▸ **WHAT TO PRODUCE**
Which lines hold the word "xlabel"? Copy each one.

● ● ●

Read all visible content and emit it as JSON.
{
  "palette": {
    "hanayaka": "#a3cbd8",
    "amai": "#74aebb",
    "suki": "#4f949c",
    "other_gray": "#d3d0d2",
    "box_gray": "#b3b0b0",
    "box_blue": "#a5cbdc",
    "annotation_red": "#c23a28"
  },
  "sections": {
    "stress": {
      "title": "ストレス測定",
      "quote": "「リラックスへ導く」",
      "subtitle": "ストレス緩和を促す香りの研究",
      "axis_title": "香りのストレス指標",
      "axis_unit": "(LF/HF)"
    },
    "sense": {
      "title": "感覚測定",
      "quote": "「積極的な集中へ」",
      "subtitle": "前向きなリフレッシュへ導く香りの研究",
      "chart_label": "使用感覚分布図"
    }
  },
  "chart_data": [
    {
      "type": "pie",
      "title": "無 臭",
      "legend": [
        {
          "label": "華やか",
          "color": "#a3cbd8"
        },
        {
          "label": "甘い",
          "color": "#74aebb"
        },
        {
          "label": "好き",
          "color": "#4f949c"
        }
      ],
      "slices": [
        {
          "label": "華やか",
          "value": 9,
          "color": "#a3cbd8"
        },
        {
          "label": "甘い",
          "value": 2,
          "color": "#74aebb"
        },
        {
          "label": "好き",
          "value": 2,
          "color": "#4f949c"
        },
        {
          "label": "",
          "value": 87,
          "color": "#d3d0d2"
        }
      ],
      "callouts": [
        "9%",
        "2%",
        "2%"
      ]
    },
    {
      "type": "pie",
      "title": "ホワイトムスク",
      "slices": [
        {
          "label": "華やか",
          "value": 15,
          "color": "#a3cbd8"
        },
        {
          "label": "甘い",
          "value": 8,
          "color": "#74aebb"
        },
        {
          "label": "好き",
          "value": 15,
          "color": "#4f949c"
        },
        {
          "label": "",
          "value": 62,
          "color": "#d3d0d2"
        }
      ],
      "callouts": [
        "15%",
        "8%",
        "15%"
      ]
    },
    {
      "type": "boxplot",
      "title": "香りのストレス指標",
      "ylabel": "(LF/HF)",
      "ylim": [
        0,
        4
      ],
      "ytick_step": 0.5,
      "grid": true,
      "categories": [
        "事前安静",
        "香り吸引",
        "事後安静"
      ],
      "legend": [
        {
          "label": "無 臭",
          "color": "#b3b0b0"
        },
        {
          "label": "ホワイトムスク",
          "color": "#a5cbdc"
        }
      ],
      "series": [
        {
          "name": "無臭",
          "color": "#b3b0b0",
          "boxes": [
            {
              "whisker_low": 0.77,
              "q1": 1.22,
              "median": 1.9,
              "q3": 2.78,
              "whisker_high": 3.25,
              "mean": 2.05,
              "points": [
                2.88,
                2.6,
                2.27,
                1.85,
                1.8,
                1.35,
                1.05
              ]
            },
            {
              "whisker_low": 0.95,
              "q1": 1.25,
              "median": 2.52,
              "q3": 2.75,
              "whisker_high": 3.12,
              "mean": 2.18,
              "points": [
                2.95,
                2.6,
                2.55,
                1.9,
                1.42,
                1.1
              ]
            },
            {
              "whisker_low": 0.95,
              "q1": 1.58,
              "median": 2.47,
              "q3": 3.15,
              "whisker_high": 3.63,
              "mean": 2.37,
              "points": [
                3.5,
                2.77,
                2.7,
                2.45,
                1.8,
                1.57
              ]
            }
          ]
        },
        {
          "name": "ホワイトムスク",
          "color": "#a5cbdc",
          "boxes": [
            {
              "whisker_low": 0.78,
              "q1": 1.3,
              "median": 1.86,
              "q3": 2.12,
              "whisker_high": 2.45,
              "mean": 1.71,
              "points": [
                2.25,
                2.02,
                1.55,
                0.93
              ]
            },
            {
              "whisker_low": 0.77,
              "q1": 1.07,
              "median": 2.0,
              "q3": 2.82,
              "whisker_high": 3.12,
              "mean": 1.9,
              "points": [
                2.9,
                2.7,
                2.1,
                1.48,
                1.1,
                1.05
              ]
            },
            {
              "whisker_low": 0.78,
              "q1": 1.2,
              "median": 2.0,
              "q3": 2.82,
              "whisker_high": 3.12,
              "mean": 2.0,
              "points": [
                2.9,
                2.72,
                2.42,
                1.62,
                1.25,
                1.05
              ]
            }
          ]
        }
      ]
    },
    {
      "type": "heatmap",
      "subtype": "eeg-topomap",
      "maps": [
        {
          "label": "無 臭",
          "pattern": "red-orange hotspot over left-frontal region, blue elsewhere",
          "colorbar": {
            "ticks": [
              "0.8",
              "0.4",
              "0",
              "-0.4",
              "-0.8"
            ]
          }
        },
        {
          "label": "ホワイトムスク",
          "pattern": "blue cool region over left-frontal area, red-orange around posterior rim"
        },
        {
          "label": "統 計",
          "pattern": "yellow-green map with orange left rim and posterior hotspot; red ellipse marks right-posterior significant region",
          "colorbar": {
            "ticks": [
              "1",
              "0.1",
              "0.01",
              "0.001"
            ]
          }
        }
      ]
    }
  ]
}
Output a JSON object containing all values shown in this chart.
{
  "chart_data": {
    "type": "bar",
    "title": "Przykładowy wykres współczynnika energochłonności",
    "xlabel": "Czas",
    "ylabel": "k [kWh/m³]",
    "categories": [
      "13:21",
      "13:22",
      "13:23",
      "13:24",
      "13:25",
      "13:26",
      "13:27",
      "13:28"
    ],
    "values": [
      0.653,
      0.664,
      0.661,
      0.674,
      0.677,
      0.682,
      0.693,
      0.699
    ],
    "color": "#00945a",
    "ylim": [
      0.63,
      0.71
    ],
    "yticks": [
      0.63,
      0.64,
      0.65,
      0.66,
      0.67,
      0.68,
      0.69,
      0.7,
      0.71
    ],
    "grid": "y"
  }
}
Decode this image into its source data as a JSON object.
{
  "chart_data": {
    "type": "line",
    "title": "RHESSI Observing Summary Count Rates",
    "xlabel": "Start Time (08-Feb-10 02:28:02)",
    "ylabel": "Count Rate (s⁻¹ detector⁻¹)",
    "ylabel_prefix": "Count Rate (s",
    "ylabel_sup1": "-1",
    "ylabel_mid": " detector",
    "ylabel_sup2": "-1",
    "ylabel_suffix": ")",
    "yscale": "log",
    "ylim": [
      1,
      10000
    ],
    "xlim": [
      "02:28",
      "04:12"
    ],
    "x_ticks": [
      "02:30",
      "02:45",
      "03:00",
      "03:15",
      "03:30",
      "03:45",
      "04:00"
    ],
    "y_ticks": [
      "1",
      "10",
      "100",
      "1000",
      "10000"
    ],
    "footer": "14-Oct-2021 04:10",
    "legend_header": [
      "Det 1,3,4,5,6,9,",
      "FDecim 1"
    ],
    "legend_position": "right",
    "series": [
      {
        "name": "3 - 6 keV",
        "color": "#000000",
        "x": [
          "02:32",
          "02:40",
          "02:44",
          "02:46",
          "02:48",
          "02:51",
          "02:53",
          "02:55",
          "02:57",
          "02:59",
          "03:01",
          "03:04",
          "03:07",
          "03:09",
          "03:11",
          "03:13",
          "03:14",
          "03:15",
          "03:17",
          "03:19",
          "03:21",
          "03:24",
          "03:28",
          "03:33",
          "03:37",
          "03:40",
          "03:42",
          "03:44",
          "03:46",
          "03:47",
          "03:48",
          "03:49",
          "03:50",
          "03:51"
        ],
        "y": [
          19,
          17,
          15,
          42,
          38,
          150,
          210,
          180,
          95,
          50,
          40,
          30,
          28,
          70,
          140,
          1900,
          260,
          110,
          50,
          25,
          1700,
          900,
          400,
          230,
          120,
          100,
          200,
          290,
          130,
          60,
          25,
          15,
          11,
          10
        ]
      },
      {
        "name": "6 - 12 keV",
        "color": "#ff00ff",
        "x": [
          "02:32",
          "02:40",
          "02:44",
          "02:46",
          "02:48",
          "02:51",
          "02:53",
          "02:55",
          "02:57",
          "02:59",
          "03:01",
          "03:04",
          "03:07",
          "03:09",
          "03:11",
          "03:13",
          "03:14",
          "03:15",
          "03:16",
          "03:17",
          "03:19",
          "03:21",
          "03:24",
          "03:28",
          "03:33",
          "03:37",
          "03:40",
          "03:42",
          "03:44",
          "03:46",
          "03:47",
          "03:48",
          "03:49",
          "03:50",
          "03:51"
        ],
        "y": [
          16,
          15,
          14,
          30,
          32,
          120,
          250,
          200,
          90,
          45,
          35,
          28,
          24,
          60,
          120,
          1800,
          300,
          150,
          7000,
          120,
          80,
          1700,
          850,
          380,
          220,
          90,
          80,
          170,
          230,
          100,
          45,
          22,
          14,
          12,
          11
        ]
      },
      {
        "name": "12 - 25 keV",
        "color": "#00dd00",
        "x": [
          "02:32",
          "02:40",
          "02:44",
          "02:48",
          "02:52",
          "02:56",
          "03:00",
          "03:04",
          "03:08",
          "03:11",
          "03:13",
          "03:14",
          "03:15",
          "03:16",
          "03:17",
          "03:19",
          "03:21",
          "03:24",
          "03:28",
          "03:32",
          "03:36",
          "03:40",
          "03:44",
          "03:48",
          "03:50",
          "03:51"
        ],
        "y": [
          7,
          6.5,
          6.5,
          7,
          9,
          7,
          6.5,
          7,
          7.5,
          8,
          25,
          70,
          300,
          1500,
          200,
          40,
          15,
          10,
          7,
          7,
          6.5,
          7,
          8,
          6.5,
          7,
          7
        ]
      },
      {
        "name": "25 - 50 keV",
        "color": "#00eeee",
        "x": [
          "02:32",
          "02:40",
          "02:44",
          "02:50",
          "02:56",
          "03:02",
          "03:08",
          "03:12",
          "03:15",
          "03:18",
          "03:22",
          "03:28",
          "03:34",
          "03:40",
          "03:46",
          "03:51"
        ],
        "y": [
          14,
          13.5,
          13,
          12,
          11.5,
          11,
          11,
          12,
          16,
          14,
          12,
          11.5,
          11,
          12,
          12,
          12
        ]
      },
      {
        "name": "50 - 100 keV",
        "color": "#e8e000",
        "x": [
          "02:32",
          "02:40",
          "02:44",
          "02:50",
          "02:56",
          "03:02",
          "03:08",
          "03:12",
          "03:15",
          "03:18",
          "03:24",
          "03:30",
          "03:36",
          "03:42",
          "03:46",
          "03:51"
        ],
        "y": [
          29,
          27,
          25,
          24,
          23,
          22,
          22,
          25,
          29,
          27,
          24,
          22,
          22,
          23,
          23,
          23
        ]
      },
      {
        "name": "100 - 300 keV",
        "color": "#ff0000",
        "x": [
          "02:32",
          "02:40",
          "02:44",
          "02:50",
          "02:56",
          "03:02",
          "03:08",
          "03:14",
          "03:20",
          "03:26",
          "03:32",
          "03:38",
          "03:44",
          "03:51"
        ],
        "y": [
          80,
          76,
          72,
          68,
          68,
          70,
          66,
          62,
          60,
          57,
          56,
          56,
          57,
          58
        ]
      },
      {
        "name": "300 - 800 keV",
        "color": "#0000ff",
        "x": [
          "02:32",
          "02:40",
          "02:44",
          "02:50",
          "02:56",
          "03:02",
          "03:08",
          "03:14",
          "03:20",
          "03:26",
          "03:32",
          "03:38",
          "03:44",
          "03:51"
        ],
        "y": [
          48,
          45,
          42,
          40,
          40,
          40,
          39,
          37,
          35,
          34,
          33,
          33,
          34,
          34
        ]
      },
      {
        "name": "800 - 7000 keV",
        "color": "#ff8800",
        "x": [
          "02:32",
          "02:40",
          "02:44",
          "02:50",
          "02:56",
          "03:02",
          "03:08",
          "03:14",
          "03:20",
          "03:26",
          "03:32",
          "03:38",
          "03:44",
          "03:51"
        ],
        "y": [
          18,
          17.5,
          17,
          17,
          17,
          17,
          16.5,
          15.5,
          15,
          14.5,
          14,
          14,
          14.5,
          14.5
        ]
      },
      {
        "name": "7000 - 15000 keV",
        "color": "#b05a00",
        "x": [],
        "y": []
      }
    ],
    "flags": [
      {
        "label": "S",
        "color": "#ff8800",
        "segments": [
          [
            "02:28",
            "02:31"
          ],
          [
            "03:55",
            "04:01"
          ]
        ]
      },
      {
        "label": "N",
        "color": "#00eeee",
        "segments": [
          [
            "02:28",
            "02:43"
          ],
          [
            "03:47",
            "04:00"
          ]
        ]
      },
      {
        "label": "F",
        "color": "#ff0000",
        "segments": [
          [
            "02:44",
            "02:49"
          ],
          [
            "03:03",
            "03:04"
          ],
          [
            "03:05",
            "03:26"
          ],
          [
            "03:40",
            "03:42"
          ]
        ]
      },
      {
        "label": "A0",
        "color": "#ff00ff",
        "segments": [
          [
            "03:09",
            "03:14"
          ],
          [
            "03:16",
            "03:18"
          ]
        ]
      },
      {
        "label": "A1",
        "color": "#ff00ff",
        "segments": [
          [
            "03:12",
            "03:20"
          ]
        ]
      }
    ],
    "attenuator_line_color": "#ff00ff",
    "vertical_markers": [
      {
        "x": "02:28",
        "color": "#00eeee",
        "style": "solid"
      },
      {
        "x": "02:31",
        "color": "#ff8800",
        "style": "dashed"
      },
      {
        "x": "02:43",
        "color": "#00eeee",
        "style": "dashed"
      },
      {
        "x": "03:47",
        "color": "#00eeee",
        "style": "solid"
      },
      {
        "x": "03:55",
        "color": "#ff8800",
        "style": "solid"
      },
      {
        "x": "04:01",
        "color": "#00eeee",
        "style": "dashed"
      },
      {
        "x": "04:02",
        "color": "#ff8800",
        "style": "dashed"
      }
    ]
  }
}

● ● ●

▸ **TASK SOLUTION**
    "xlabel": "Czas",
    "xlabel": "Start Time (08-Feb-10 02:28:02)",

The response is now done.